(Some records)
=======

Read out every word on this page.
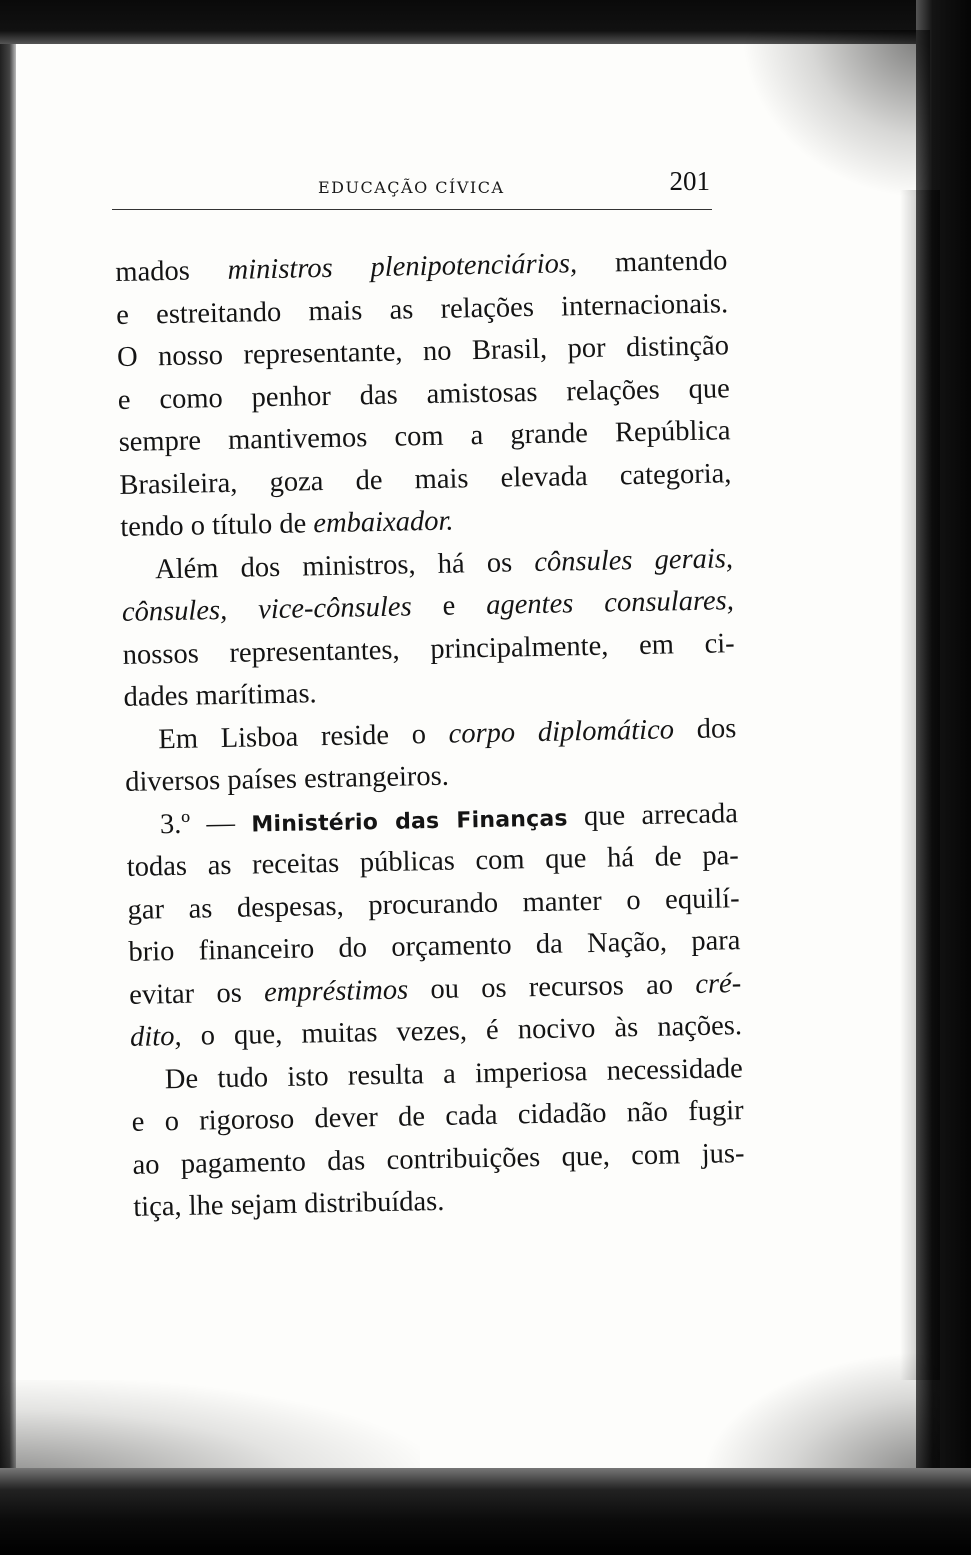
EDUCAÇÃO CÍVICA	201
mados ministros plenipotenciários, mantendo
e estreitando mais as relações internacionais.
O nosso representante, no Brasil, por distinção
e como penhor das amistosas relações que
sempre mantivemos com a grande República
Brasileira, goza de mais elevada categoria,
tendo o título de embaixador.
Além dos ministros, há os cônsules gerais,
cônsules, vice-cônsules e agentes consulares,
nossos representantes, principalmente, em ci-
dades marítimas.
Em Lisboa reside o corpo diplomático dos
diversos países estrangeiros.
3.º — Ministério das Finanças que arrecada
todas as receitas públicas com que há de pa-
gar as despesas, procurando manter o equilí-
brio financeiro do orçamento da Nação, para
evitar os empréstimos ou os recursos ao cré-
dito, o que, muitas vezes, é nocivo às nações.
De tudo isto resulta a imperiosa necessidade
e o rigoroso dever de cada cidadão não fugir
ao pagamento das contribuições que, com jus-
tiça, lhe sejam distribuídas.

=======

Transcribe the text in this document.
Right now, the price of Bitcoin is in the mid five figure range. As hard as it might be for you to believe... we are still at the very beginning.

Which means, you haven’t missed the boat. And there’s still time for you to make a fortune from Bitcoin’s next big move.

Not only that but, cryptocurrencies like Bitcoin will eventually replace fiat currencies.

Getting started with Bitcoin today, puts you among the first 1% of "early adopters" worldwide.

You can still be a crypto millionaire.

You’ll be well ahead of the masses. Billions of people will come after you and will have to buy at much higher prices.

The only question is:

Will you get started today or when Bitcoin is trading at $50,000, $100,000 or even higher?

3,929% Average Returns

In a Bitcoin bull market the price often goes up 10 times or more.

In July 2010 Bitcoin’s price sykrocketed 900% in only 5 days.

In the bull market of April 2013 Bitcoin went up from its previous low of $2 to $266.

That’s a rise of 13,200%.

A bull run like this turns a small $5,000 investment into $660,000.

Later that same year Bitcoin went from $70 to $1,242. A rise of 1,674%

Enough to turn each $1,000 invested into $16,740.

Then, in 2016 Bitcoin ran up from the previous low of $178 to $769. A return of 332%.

=======

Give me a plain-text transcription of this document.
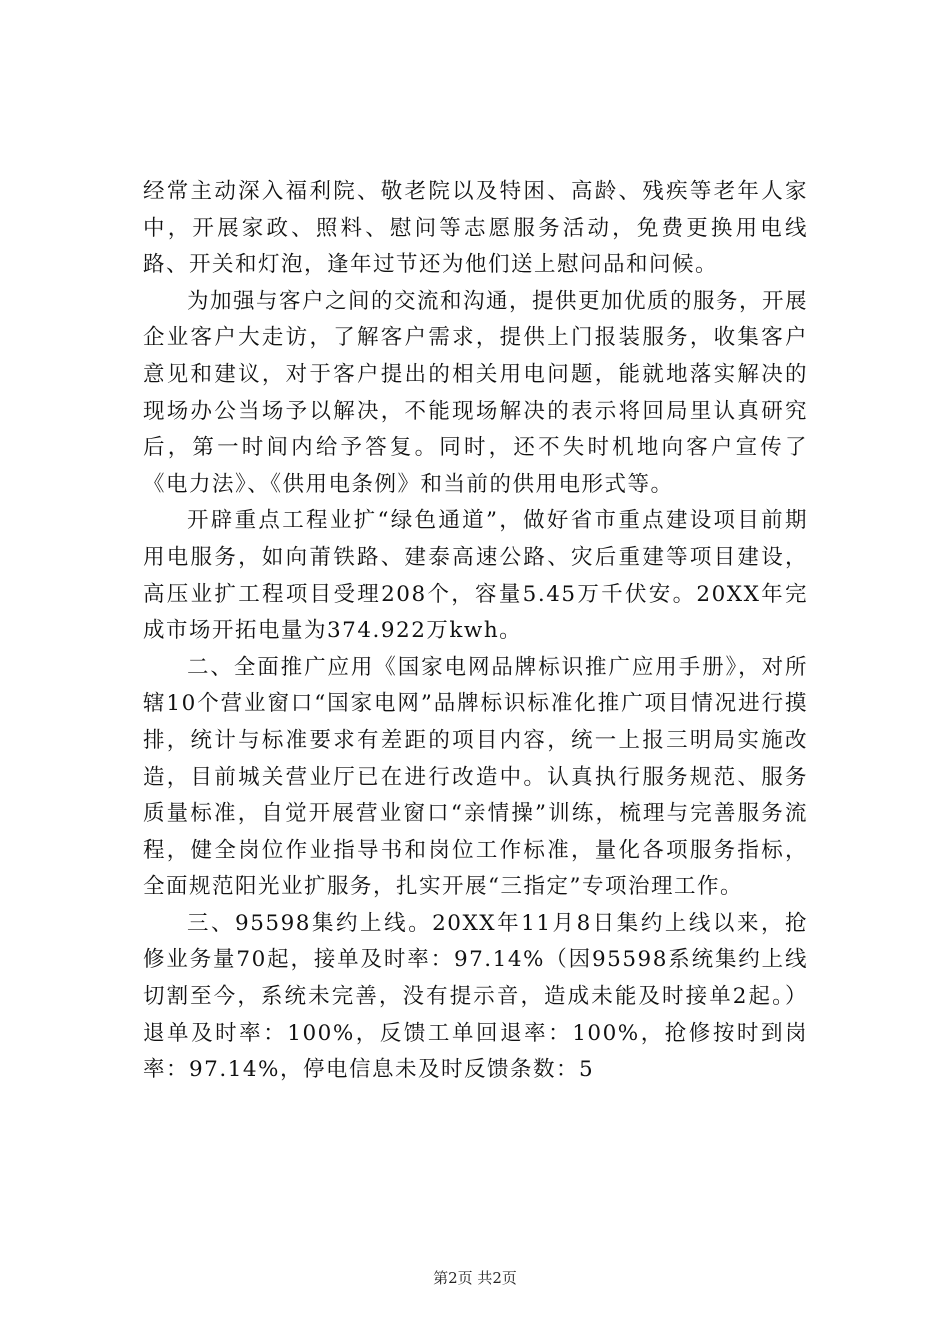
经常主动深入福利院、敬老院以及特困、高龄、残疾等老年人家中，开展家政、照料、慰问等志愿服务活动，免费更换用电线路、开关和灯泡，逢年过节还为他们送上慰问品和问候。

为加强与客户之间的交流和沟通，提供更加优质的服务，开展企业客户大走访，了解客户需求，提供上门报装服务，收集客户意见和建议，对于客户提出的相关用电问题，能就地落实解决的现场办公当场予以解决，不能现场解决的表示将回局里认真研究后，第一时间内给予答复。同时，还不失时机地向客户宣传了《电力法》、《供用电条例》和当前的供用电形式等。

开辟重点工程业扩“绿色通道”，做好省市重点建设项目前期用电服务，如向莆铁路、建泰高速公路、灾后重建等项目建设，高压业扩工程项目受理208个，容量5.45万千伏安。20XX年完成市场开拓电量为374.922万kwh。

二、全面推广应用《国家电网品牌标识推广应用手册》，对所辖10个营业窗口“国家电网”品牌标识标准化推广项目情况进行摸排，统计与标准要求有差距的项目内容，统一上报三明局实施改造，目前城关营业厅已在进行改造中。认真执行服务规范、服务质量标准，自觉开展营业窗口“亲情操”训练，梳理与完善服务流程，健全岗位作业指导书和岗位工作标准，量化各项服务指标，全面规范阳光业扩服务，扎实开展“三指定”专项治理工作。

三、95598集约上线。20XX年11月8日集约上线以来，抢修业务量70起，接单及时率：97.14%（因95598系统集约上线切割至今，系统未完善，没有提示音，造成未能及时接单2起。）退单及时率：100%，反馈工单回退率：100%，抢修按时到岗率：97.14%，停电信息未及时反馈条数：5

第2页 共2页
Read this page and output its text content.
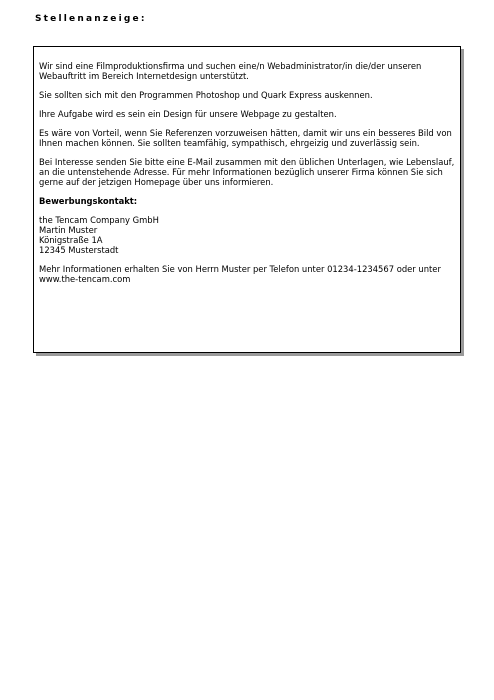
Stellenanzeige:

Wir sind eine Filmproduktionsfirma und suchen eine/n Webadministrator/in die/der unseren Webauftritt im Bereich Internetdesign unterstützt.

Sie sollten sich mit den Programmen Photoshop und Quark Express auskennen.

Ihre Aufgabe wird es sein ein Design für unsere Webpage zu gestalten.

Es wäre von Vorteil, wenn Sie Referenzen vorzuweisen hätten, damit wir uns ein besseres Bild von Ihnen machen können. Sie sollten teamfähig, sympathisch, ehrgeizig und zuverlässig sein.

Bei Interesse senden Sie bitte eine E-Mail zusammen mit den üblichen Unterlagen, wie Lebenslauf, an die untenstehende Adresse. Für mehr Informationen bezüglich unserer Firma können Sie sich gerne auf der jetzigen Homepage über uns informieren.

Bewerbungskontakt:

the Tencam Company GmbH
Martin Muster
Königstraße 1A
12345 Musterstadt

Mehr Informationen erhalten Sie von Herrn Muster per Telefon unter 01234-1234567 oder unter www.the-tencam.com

=======

In the lines above, locate the string "text". Copy every line where it occurs.

● Problem solution
Transcribe the text in this document.
Give me a plain-text transcription of this document.
Read this page and output its text content.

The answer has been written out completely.